PROVIDED RECORDS ->
+ + +

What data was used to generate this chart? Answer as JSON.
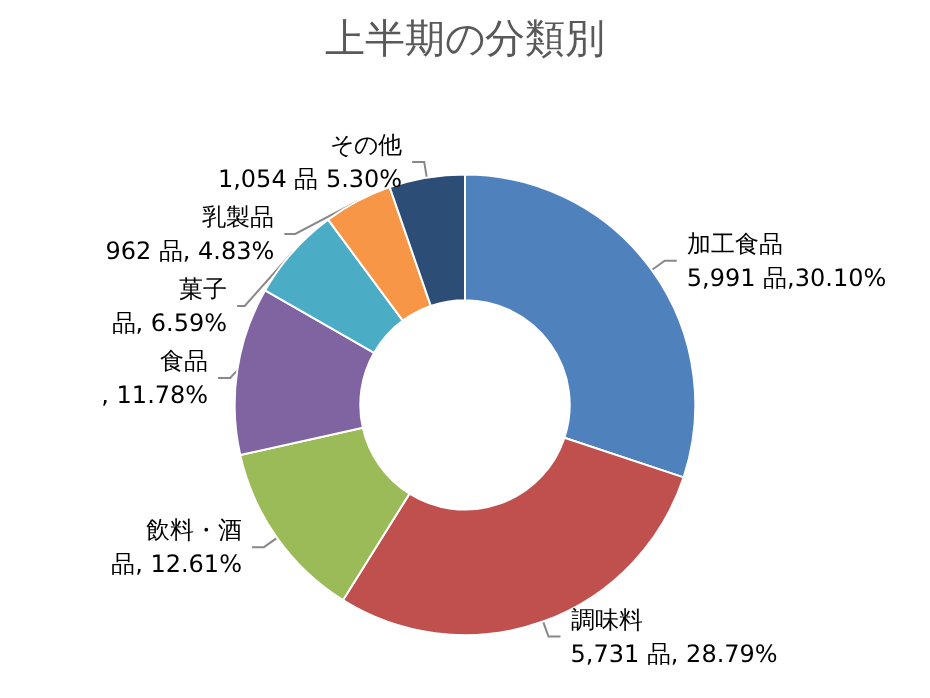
{
  "chart_data": {
    "type": "donut",
    "title": "上半期の分類別",
    "categories": [
      "加工食品",
      "調味料",
      "飲料・酒",
      "食品",
      "菓子",
      "乳製品",
      "その他"
    ],
    "values": [
      30.1,
      28.79,
      12.61,
      11.78,
      6.59,
      4.83,
      5.3
    ],
    "value_labels": [
      "5,991 品,30.10%",
      "5,731 品, 28.79%",
      "品, 12.61%",
      ", 11.78%",
      "品, 6.59%",
      "962 品, 4.83%",
      "1,054 品 5.30%"
    ],
    "colors": [
      "#4f81bd",
      "#c0504d",
      "#9bbb59",
      "#8064a2",
      "#4bacc6",
      "#f79646",
      "#2c4d75"
    ],
    "legend": false
  }
}
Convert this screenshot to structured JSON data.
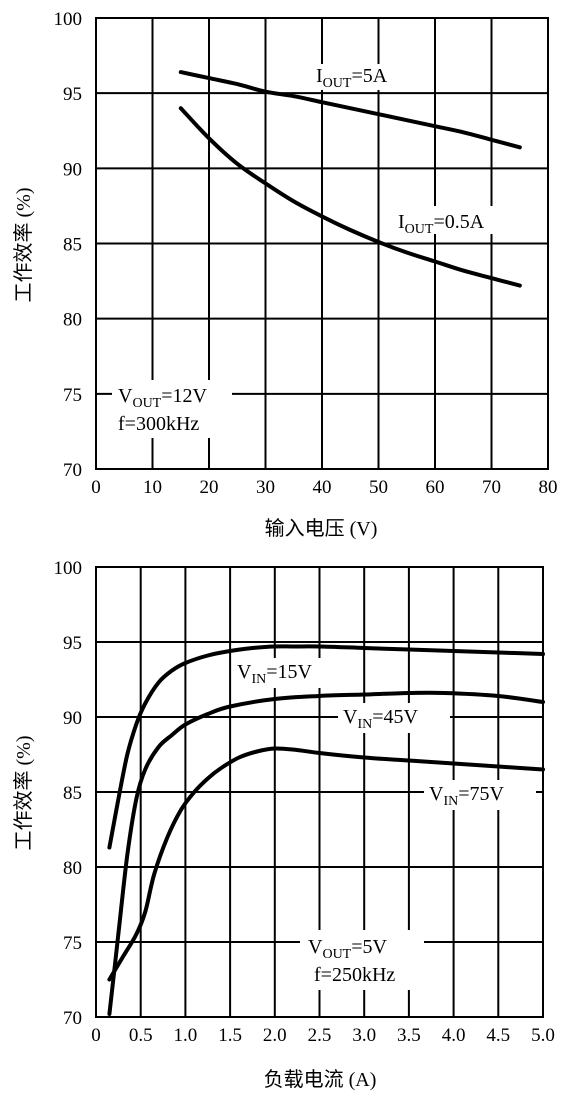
{
  "chart_data": [
    {
      "type": "line",
      "title": "",
      "xlabel": "输入电压 (V)",
      "ylabel": "工作效率 (%)",
      "xlim": [
        0,
        80
      ],
      "ylim": [
        70,
        100
      ],
      "xticks": [
        "0",
        "10",
        "20",
        "30",
        "40",
        "50",
        "60",
        "70",
        "80"
      ],
      "yticks": [
        "70",
        "75",
        "80",
        "85",
        "90",
        "95",
        "100"
      ],
      "grid": true,
      "series": [
        {
          "name": "IOUT=5A",
          "label_main": "I",
          "label_sub": "OUT",
          "label_rest": "=5A",
          "x": [
            15,
            20,
            25,
            30,
            35,
            40,
            45,
            50,
            55,
            60,
            65,
            70,
            75
          ],
          "y": [
            96.4,
            96.0,
            95.6,
            95.1,
            94.8,
            94.4,
            94.0,
            93.6,
            93.2,
            92.8,
            92.4,
            91.9,
            91.4
          ]
        },
        {
          "name": "IOUT=0.5A",
          "label_main": "I",
          "label_sub": "OUT",
          "label_rest": "=0.5A",
          "x": [
            15,
            20,
            25,
            30,
            35,
            40,
            45,
            50,
            55,
            60,
            65,
            70,
            75
          ],
          "y": [
            94.0,
            92.0,
            90.3,
            89.0,
            87.8,
            86.8,
            85.9,
            85.1,
            84.4,
            83.8,
            83.2,
            82.7,
            82.2
          ]
        }
      ],
      "annotation": {
        "line1_main": "V",
        "line1_sub": "OUT",
        "line1_rest": "=12V",
        "line2": "f=300kHz"
      }
    },
    {
      "type": "line",
      "title": "",
      "xlabel": "负载电流 (A)",
      "ylabel": "工作效率 (%)",
      "xlim": [
        0,
        5
      ],
      "ylim": [
        70,
        100
      ],
      "xticks": [
        "0",
        "0.5",
        "1.0",
        "1.5",
        "2.0",
        "2.5",
        "3.0",
        "3.5",
        "4.0",
        "4.5",
        "5.0"
      ],
      "yticks": [
        "70",
        "75",
        "80",
        "85",
        "90",
        "95",
        "100"
      ],
      "grid": true,
      "series": [
        {
          "name": "VIN=15V",
          "label_main": "V",
          "label_sub": "IN",
          "label_rest": "=15V",
          "x": [
            0.15,
            0.25,
            0.35,
            0.45,
            0.55,
            0.7,
            0.85,
            1.0,
            1.25,
            1.5,
            1.75,
            2.0,
            2.2,
            2.5,
            3.0,
            3.5,
            4.0,
            4.5,
            5.0
          ],
          "y": [
            81.3,
            84.5,
            87.5,
            89.5,
            90.9,
            92.3,
            93.1,
            93.6,
            94.1,
            94.4,
            94.6,
            94.7,
            94.7,
            94.7,
            94.6,
            94.5,
            94.4,
            94.3,
            94.2
          ]
        },
        {
          "name": "VIN=45V",
          "label_main": "V",
          "label_sub": "IN",
          "label_rest": "=45V",
          "x": [
            0.15,
            0.25,
            0.35,
            0.45,
            0.55,
            0.7,
            0.85,
            1.0,
            1.25,
            1.5,
            2.0,
            2.5,
            3.0,
            3.5,
            3.9,
            4.5,
            5.0
          ],
          "y": [
            70.2,
            75.5,
            80.8,
            84.5,
            86.5,
            88.0,
            88.8,
            89.5,
            90.2,
            90.7,
            91.2,
            91.4,
            91.5,
            91.6,
            91.6,
            91.4,
            91.0
          ]
        },
        {
          "name": "VIN=75V",
          "label_main": "V",
          "label_sub": "IN",
          "label_rest": "=75V",
          "x": [
            0.15,
            0.3,
            0.45,
            0.55,
            0.65,
            0.8,
            0.95,
            1.1,
            1.25,
            1.4,
            1.6,
            1.8,
            2.0,
            2.25,
            2.5,
            3.0,
            3.5,
            4.0,
            4.5,
            5.0
          ],
          "y": [
            72.5,
            74.0,
            75.5,
            77.0,
            79.5,
            82.0,
            83.8,
            85.0,
            85.9,
            86.6,
            87.3,
            87.7,
            87.9,
            87.8,
            87.6,
            87.3,
            87.1,
            86.9,
            86.7,
            86.5
          ]
        }
      ],
      "annotation": {
        "line1_main": "V",
        "line1_sub": "OUT",
        "line1_rest": "=5V",
        "line2": "f=250kHz"
      }
    }
  ]
}
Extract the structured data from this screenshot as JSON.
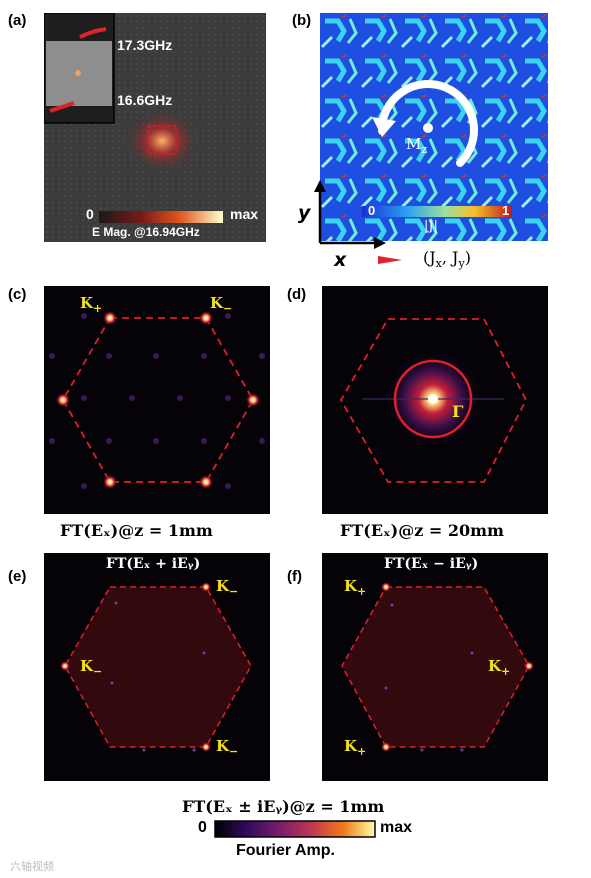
{
  "panels": {
    "a": {
      "label": "(a)",
      "freq_top": "17.3GHz",
      "freq_bottom": "16.6GHz",
      "scale_min": "0",
      "scale_max": "max",
      "scale_title": "E Mag. @16.94GHz"
    },
    "b": {
      "label": "(b)",
      "scale_min": "0",
      "scale_max": "1",
      "scale_title": "|J|",
      "moment_label": "M",
      "moment_sub": "z",
      "axis_y": "y",
      "axis_x": "x",
      "arrow_legend": "(J",
      "arrow_legend_x": "x",
      "arrow_legend_mid": ", J",
      "arrow_legend_y": "y",
      "arrow_legend_end": ")"
    },
    "c": {
      "label": "(c)",
      "k_left": "K",
      "k_left_sub": "+",
      "k_right": "K",
      "k_right_sub": "−",
      "caption": "FT(Eₓ)@z = 1mm"
    },
    "d": {
      "label": "(d)",
      "gamma": "Γ",
      "caption": "FT(Eₓ)@z = 20mm"
    },
    "e": {
      "label": "(e)",
      "title": "FT(Eₓ + iEᵧ)",
      "k_sym": "K",
      "k_sub": "−"
    },
    "f": {
      "label": "(f)",
      "title": "FT(Eₓ − iEᵧ)",
      "k_sym": "K",
      "k_sub": "+"
    }
  },
  "bottom": {
    "caption": "FT(Eₓ ± iEᵧ)@z = 1mm",
    "scale_min": "0",
    "scale_max": "max",
    "scale_title": "Fourier Amp."
  },
  "watermark": "六轴视频",
  "colors": {
    "k_label": "#f3e21c",
    "hexagon": "#e0202a",
    "panel_bg": "#050308"
  }
}
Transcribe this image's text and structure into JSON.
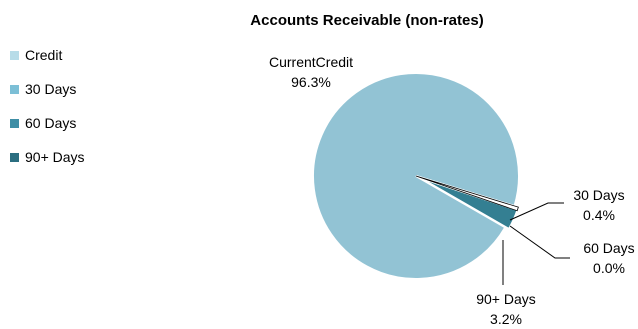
{
  "chart_data": {
    "type": "pie",
    "title": "Accounts Receivable (non-rates)",
    "legend": {
      "placement": "left",
      "entries": [
        {
          "label": "Credit",
          "color": "#b7dce8"
        },
        {
          "label": "30 Days",
          "color": "#7cbfd6"
        },
        {
          "label": "60 Days",
          "color": "#3e8ea5"
        },
        {
          "label": "90+ Days",
          "color": "#2b6e80"
        }
      ]
    },
    "slices": [
      {
        "name": "CurrentCredit",
        "value": 96.3,
        "label": "96.3%",
        "color": "#92c3d4"
      },
      {
        "name": "30 Days",
        "value": 0.4,
        "label": "0.4%",
        "color": "#ffffff"
      },
      {
        "name": "60 Days",
        "value": 0.0,
        "label": "0.0%",
        "color": "#ffffff"
      },
      {
        "name": "90+ Days",
        "value": 3.2,
        "label": "3.2%",
        "color": "#347f92"
      }
    ]
  }
}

+ + +

EXERCISE GOAL ->
The lines to be quoted run from the line containing "Transcribe this image's" through the end of the entries above, both included; quote them exactly and leave out any pictures.

RIGHT ANSWER ->
Transcribe this image's text and structure into JSON.
{
  "chart_data": {
    "type": "pie",
    "title": "Accounts Receivable (non-rates)",
    "legend": {
      "placement": "left",
      "entries": [
        {
          "label": "Credit",
          "color": "#b7dce8"
        },
        {
          "label": "30 Days",
          "color": "#7cbfd6"
        },
        {
          "label": "60 Days",
          "color": "#3e8ea5"
        },
        {
          "label": "90+ Days",
          "color": "#2b6e80"
        }
      ]
    },
    "slices": [
      {
        "name": "CurrentCredit",
        "value": 96.3,
        "label": "96.3%",
        "color": "#92c3d4"
      },
      {
        "name": "30 Days",
        "value": 0.4,
        "label": "0.4%",
        "color": "#ffffff"
      },
      {
        "name": "60 Days",
        "value": 0.0,
        "label": "0.0%",
        "color": "#ffffff"
      },
      {
        "name": "90+ Days",
        "value": 3.2,
        "label": "3.2%",
        "color": "#347f92"
      }
    ]
  }
}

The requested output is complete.